----- Given data -----

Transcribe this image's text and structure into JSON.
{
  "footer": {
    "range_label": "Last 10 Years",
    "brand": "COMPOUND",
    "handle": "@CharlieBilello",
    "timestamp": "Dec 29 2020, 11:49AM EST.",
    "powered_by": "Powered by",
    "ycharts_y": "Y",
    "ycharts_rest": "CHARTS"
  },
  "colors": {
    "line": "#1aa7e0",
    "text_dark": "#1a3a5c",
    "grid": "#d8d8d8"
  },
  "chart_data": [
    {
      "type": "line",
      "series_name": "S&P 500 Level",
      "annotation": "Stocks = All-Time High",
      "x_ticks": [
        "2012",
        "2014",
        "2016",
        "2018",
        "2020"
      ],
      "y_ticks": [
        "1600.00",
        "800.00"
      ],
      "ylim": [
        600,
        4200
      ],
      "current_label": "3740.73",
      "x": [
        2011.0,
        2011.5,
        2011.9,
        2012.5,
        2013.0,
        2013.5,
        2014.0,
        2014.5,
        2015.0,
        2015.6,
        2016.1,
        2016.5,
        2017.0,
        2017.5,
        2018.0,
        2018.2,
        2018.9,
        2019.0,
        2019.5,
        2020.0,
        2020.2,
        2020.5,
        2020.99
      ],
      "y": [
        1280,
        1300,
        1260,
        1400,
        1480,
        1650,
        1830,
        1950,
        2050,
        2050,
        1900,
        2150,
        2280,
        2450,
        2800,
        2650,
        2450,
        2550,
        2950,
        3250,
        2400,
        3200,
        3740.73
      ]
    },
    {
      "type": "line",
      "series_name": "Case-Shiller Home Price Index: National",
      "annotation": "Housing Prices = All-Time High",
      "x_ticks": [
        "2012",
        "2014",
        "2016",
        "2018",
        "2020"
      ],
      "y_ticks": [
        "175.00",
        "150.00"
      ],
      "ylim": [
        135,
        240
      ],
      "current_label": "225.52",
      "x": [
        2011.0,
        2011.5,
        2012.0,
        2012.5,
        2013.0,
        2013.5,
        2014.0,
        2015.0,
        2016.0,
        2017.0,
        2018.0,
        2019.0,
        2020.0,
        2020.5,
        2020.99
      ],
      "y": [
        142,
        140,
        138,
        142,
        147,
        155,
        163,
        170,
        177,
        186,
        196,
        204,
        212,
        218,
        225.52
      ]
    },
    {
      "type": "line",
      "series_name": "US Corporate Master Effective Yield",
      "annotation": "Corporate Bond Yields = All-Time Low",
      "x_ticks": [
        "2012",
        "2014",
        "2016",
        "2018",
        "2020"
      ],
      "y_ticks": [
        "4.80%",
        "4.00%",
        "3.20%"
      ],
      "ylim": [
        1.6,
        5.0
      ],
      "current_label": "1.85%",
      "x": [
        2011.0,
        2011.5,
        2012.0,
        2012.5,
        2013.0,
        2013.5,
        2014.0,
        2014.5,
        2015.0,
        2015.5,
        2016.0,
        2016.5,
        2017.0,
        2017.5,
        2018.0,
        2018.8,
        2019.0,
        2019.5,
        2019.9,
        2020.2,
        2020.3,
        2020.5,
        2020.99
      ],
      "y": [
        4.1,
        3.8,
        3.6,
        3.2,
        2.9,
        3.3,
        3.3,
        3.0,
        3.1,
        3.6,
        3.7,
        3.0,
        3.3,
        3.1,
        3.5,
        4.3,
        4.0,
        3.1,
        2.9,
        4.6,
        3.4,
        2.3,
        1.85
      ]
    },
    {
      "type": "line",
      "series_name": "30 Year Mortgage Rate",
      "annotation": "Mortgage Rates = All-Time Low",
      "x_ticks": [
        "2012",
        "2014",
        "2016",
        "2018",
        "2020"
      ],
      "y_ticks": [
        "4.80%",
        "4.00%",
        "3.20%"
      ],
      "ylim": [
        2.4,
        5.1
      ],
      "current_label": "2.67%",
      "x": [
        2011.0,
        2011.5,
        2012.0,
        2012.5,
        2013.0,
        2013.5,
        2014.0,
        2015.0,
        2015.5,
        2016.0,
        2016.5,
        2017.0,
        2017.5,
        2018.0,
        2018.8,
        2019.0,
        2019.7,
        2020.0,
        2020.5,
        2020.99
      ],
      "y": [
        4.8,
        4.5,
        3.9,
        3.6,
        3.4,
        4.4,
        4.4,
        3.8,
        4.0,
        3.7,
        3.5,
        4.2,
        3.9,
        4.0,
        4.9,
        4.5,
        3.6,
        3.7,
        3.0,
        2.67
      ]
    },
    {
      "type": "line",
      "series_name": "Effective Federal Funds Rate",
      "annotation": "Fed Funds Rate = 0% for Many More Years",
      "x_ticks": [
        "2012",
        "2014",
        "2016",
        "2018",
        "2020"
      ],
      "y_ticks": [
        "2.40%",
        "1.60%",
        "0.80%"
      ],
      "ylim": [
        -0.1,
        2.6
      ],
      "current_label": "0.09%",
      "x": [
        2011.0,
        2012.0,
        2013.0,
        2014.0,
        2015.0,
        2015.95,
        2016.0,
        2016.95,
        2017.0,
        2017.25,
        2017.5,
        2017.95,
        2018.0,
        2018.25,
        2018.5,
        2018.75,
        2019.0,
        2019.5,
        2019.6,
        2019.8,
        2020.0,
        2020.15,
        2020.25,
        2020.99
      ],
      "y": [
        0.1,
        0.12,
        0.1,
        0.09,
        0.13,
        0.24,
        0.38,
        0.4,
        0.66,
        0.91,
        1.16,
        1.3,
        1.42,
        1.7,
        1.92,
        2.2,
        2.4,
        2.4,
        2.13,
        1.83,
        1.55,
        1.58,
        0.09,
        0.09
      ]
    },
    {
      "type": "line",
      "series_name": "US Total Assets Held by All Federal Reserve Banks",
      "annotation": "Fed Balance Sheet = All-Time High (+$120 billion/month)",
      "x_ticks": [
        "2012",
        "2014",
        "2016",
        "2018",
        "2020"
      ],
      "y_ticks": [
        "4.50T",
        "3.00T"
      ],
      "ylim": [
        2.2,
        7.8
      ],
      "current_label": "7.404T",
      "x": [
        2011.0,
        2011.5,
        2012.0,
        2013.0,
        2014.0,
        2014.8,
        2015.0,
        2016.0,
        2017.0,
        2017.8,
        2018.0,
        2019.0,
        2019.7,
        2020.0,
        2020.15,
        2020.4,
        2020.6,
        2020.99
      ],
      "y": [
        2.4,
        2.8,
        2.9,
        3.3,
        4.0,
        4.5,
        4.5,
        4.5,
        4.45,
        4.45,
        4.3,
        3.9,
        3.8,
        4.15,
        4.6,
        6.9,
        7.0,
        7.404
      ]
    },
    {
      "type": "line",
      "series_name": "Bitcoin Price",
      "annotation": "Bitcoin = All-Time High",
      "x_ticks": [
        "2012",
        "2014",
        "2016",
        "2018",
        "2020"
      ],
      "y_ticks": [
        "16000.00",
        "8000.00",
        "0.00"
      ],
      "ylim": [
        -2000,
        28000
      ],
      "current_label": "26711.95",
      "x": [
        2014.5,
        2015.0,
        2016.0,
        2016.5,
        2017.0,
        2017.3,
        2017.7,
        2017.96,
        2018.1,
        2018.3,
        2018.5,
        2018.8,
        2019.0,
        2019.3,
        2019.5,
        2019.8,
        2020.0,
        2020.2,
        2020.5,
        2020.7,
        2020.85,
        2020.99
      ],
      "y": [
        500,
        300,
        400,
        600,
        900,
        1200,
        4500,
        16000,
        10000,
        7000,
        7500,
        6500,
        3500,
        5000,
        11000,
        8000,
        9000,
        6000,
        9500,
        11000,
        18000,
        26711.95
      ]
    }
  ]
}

-----

The problem: Write the data back out verbatim.

Task solution:
Transcribe this image's text and structure into JSON.
{
  "footer": {
    "range_label": "Last 10 Years",
    "brand": "COMPOUND",
    "handle": "@CharlieBilello",
    "timestamp": "Dec 29 2020, 11:49AM EST.",
    "powered_by": "Powered by",
    "ycharts_y": "Y",
    "ycharts_rest": "CHARTS"
  },
  "colors": {
    "line": "#1aa7e0",
    "text_dark": "#1a3a5c",
    "grid": "#d8d8d8"
  },
  "chart_data": [
    {
      "type": "line",
      "series_name": "S&P 500 Level",
      "annotation": "Stocks = All-Time High",
      "x_ticks": [
        "2012",
        "2014",
        "2016",
        "2018",
        "2020"
      ],
      "y_ticks": [
        "1600.00",
        "800.00"
      ],
      "ylim": [
        600,
        4200
      ],
      "current_label": "3740.73",
      "x": [
        2011.0,
        2011.5,
        2011.9,
        2012.5,
        2013.0,
        2013.5,
        2014.0,
        2014.5,
        2015.0,
        2015.6,
        2016.1,
        2016.5,
        2017.0,
        2017.5,
        2018.0,
        2018.2,
        2018.9,
        2019.0,
        2019.5,
        2020.0,
        2020.2,
        2020.5,
        2020.99
      ],
      "y": [
        1280,
        1300,
        1260,
        1400,
        1480,
        1650,
        1830,
        1950,
        2050,
        2050,
        1900,
        2150,
        2280,
        2450,
        2800,
        2650,
        2450,
        2550,
        2950,
        3250,
        2400,
        3200,
        3740.73
      ]
    },
    {
      "type": "line",
      "series_name": "Case-Shiller Home Price Index: National",
      "annotation": "Housing Prices = All-Time High",
      "x_ticks": [
        "2012",
        "2014",
        "2016",
        "2018",
        "2020"
      ],
      "y_ticks": [
        "175.00",
        "150.00"
      ],
      "ylim": [
        135,
        240
      ],
      "current_label": "225.52",
      "x": [
        2011.0,
        2011.5,
        2012.0,
        2012.5,
        2013.0,
        2013.5,
        2014.0,
        2015.0,
        2016.0,
        2017.0,
        2018.0,
        2019.0,
        2020.0,
        2020.5,
        2020.99
      ],
      "y": [
        142,
        140,
        138,
        142,
        147,
        155,
        163,
        170,
        177,
        186,
        196,
        204,
        212,
        218,
        225.52
      ]
    },
    {
      "type": "line",
      "series_name": "US Corporate Master Effective Yield",
      "annotation": "Corporate Bond Yields = All-Time Low",
      "x_ticks": [
        "2012",
        "2014",
        "2016",
        "2018",
        "2020"
      ],
      "y_ticks": [
        "4.80%",
        "4.00%",
        "3.20%"
      ],
      "ylim": [
        1.6,
        5.0
      ],
      "current_label": "1.85%",
      "x": [
        2011.0,
        2011.5,
        2012.0,
        2012.5,
        2013.0,
        2013.5,
        2014.0,
        2014.5,
        2015.0,
        2015.5,
        2016.0,
        2016.5,
        2017.0,
        2017.5,
        2018.0,
        2018.8,
        2019.0,
        2019.5,
        2019.9,
        2020.2,
        2020.3,
        2020.5,
        2020.99
      ],
      "y": [
        4.1,
        3.8,
        3.6,
        3.2,
        2.9,
        3.3,
        3.3,
        3.0,
        3.1,
        3.6,
        3.7,
        3.0,
        3.3,
        3.1,
        3.5,
        4.3,
        4.0,
        3.1,
        2.9,
        4.6,
        3.4,
        2.3,
        1.85
      ]
    },
    {
      "type": "line",
      "series_name": "30 Year Mortgage Rate",
      "annotation": "Mortgage Rates = All-Time Low",
      "x_ticks": [
        "2012",
        "2014",
        "2016",
        "2018",
        "2020"
      ],
      "y_ticks": [
        "4.80%",
        "4.00%",
        "3.20%"
      ],
      "ylim": [
        2.4,
        5.1
      ],
      "current_label": "2.67%",
      "x": [
        2011.0,
        2011.5,
        2012.0,
        2012.5,
        2013.0,
        2013.5,
        2014.0,
        2015.0,
        2015.5,
        2016.0,
        2016.5,
        2017.0,
        2017.5,
        2018.0,
        2018.8,
        2019.0,
        2019.7,
        2020.0,
        2020.5,
        2020.99
      ],
      "y": [
        4.8,
        4.5,
        3.9,
        3.6,
        3.4,
        4.4,
        4.4,
        3.8,
        4.0,
        3.7,
        3.5,
        4.2,
        3.9,
        4.0,
        4.9,
        4.5,
        3.6,
        3.7,
        3.0,
        2.67
      ]
    },
    {
      "type": "line",
      "series_name": "Effective Federal Funds Rate",
      "annotation": "Fed Funds Rate = 0% for Many More Years",
      "x_ticks": [
        "2012",
        "2014",
        "2016",
        "2018",
        "2020"
      ],
      "y_ticks": [
        "2.40%",
        "1.60%",
        "0.80%"
      ],
      "ylim": [
        -0.1,
        2.6
      ],
      "current_label": "0.09%",
      "x": [
        2011.0,
        2012.0,
        2013.0,
        2014.0,
        2015.0,
        2015.95,
        2016.0,
        2016.95,
        2017.0,
        2017.25,
        2017.5,
        2017.95,
        2018.0,
        2018.25,
        2018.5,
        2018.75,
        2019.0,
        2019.5,
        2019.6,
        2019.8,
        2020.0,
        2020.15,
        2020.25,
        2020.99
      ],
      "y": [
        0.1,
        0.12,
        0.1,
        0.09,
        0.13,
        0.24,
        0.38,
        0.4,
        0.66,
        0.91,
        1.16,
        1.3,
        1.42,
        1.7,
        1.92,
        2.2,
        2.4,
        2.4,
        2.13,
        1.83,
        1.55,
        1.58,
        0.09,
        0.09
      ]
    },
    {
      "type": "line",
      "series_name": "US Total Assets Held by All Federal Reserve Banks",
      "annotation": "Fed Balance Sheet = All-Time High (+$120 billion/month)",
      "x_ticks": [
        "2012",
        "2014",
        "2016",
        "2018",
        "2020"
      ],
      "y_ticks": [
        "4.50T",
        "3.00T"
      ],
      "ylim": [
        2.2,
        7.8
      ],
      "current_label": "7.404T",
      "x": [
        2011.0,
        2011.5,
        2012.0,
        2013.0,
        2014.0,
        2014.8,
        2015.0,
        2016.0,
        2017.0,
        2017.8,
        2018.0,
        2019.0,
        2019.7,
        2020.0,
        2020.15,
        2020.4,
        2020.6,
        2020.99
      ],
      "y": [
        2.4,
        2.8,
        2.9,
        3.3,
        4.0,
        4.5,
        4.5,
        4.5,
        4.45,
        4.45,
        4.3,
        3.9,
        3.8,
        4.15,
        4.6,
        6.9,
        7.0,
        7.404
      ]
    },
    {
      "type": "line",
      "series_name": "Bitcoin Price",
      "annotation": "Bitcoin = All-Time High",
      "x_ticks": [
        "2012",
        "2014",
        "2016",
        "2018",
        "2020"
      ],
      "y_ticks": [
        "16000.00",
        "8000.00",
        "0.00"
      ],
      "ylim": [
        -2000,
        28000
      ],
      "current_label": "26711.95",
      "x": [
        2014.5,
        2015.0,
        2016.0,
        2016.5,
        2017.0,
        2017.3,
        2017.7,
        2017.96,
        2018.1,
        2018.3,
        2018.5,
        2018.8,
        2019.0,
        2019.3,
        2019.5,
        2019.8,
        2020.0,
        2020.2,
        2020.5,
        2020.7,
        2020.85,
        2020.99
      ],
      "y": [
        500,
        300,
        400,
        600,
        900,
        1200,
        4500,
        16000,
        10000,
        7000,
        7500,
        6500,
        3500,
        5000,
        11000,
        8000,
        9000,
        6000,
        9500,
        11000,
        18000,
        26711.95
      ]
    }
  ]
}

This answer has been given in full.